_Exercise goal_
Find every line in the records below that holds the word "τρόπο", and copy it out.

=== Data supplied ===

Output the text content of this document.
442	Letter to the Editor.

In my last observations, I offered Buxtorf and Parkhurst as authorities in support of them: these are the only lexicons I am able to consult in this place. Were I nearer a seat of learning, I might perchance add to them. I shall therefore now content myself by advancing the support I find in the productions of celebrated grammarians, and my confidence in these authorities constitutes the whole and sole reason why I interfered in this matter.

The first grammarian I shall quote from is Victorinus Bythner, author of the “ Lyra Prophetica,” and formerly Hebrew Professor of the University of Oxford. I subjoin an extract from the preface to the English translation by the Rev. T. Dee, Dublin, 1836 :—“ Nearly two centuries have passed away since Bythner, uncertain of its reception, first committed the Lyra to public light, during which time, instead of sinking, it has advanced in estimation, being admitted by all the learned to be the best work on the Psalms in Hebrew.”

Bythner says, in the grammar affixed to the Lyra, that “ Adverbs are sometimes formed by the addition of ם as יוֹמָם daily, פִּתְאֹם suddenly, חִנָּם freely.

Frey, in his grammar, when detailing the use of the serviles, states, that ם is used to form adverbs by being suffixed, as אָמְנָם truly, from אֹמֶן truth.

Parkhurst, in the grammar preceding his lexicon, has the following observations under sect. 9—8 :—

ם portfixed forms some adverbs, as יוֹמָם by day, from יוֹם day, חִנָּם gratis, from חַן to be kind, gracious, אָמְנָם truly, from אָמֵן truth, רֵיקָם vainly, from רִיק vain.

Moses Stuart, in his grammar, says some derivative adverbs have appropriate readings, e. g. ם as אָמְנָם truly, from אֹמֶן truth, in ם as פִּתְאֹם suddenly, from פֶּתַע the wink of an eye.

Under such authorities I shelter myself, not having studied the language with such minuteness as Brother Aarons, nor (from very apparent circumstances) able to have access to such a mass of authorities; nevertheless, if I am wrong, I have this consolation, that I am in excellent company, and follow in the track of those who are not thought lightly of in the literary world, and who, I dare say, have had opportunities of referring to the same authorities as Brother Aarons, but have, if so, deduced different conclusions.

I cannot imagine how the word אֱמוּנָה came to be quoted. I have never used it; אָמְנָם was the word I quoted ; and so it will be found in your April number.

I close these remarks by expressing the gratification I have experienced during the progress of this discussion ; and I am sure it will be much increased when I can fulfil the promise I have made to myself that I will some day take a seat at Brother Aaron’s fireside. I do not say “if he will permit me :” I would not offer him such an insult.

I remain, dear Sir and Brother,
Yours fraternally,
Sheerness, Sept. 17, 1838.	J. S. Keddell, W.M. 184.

===
=== Data supplied ===

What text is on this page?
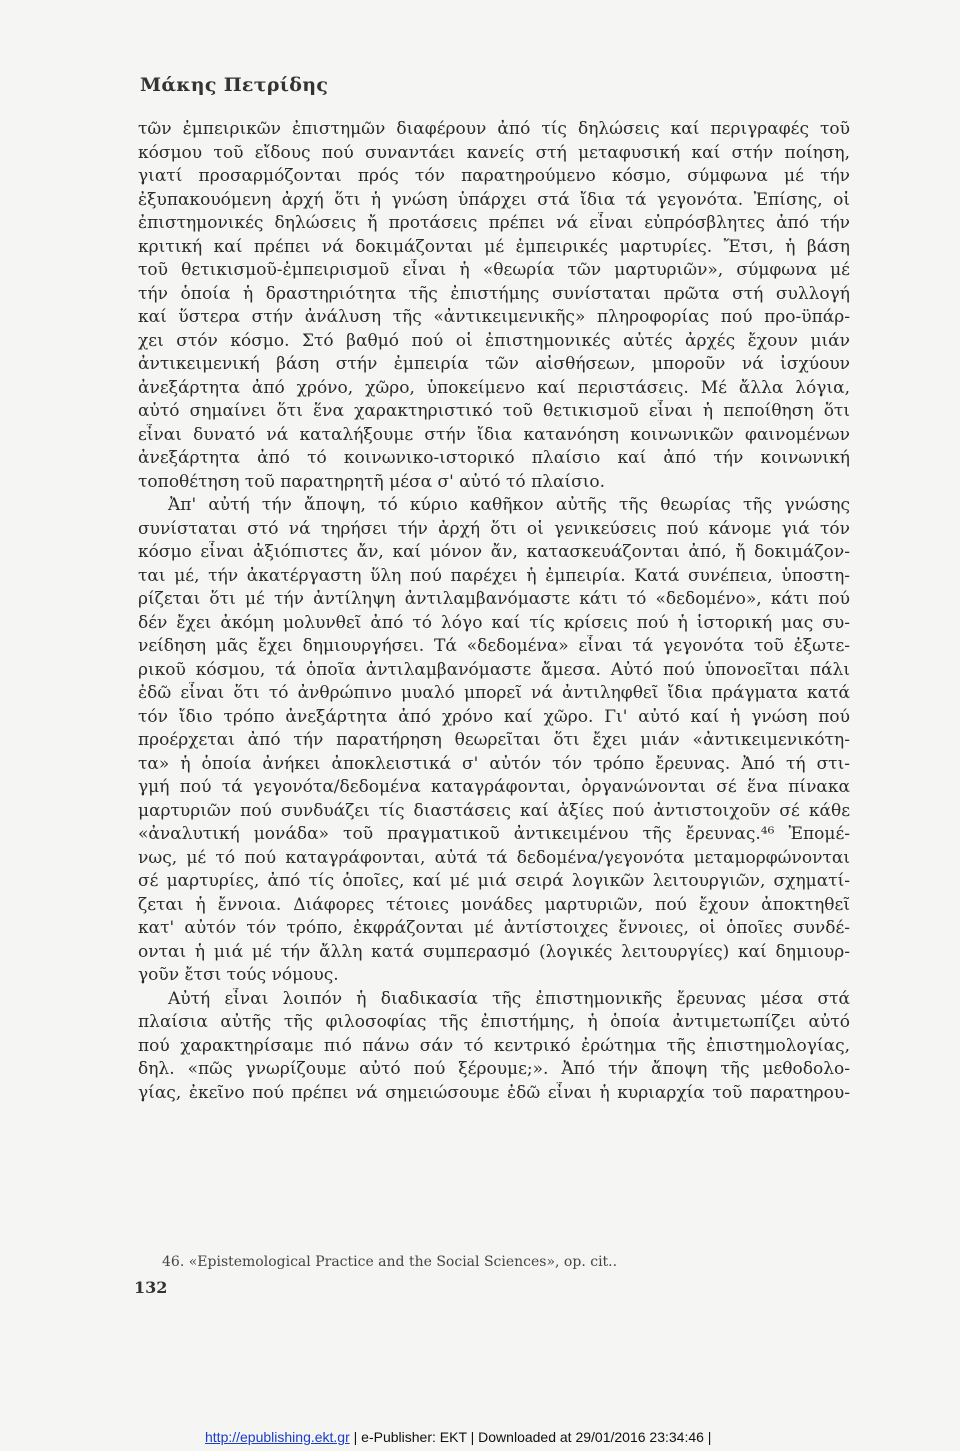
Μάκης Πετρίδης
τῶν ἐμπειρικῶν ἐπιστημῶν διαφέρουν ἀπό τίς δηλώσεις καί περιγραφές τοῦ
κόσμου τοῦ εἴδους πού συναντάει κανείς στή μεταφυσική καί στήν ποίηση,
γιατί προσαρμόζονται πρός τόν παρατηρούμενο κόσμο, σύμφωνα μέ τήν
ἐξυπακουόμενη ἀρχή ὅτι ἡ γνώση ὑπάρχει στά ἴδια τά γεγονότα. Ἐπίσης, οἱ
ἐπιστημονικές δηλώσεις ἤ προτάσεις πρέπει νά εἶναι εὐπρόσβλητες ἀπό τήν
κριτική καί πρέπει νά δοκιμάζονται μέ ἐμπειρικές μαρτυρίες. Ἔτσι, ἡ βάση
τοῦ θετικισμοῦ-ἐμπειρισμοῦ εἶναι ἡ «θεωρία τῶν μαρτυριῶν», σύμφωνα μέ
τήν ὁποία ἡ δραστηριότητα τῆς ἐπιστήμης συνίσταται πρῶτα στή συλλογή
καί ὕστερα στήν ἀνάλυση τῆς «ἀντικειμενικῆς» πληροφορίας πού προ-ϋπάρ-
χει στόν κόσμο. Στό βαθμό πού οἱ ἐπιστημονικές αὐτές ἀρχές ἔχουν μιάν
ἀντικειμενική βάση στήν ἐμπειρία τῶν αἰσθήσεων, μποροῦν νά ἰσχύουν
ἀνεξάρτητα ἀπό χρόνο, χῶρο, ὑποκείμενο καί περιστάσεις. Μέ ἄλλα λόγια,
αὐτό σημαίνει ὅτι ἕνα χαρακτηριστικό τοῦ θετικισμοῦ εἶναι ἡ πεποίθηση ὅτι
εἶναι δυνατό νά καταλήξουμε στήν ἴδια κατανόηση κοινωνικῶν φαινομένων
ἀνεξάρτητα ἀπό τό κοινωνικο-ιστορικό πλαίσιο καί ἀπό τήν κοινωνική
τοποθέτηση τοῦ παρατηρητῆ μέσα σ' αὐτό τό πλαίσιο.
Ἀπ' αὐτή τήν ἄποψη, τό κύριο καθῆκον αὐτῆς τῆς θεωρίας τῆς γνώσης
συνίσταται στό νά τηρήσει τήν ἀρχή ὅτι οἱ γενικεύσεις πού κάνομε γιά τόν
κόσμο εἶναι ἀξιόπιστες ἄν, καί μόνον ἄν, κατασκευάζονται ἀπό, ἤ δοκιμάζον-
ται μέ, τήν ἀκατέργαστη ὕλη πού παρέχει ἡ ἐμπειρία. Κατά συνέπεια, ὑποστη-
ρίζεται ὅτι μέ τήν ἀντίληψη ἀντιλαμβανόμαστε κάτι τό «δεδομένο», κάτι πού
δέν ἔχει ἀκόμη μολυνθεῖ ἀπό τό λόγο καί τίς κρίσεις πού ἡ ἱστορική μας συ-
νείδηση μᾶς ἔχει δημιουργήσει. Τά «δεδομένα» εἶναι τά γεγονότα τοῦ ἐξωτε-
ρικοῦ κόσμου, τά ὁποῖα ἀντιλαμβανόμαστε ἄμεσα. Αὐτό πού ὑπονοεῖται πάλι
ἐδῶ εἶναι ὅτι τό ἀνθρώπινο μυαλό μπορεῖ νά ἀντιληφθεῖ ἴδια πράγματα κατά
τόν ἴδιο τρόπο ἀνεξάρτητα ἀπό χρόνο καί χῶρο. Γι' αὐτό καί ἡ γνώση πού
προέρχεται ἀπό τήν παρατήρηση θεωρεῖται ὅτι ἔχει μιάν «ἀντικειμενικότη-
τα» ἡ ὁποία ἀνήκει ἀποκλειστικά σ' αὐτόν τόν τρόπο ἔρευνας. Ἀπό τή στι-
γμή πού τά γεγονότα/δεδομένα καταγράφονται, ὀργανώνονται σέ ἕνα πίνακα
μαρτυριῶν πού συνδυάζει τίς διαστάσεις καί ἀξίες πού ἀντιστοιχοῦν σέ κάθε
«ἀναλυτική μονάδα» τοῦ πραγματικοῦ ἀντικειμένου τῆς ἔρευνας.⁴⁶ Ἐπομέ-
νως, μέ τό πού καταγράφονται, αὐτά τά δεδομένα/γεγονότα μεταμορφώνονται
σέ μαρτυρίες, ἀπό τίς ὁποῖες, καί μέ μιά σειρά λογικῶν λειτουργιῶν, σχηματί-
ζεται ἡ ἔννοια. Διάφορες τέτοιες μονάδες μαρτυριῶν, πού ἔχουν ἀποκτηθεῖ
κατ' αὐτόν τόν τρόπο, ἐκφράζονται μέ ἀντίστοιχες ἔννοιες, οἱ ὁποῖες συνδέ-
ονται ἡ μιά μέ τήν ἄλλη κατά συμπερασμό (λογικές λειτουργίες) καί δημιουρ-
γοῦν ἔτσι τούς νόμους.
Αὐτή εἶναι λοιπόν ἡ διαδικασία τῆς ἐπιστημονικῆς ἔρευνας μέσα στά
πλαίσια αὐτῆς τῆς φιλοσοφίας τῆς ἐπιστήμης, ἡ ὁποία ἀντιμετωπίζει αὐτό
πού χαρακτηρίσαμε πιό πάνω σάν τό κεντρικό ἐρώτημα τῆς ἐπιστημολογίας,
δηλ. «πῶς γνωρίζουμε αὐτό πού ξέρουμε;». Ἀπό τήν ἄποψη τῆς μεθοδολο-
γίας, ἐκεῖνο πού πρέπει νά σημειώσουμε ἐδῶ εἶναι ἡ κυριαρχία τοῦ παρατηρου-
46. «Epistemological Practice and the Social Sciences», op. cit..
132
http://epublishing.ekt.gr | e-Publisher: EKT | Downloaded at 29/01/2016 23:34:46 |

===

_Full solution_
τόν ἴδιο τρόπο ἀνεξάρτητα ἀπό χρόνο καί χῶρο. Γι' αὐτό καί ἡ γνώση πού
τα» ἡ ὁποία ἀνήκει ἀποκλειστικά σ' αὐτόν τόν τρόπο ἔρευνας. Ἀπό τή στι-
κατ' αὐτόν τόν τρόπο, ἐκφράζονται μέ ἀντίστοιχες ἔννοιες, οἱ ὁποῖες συνδέ-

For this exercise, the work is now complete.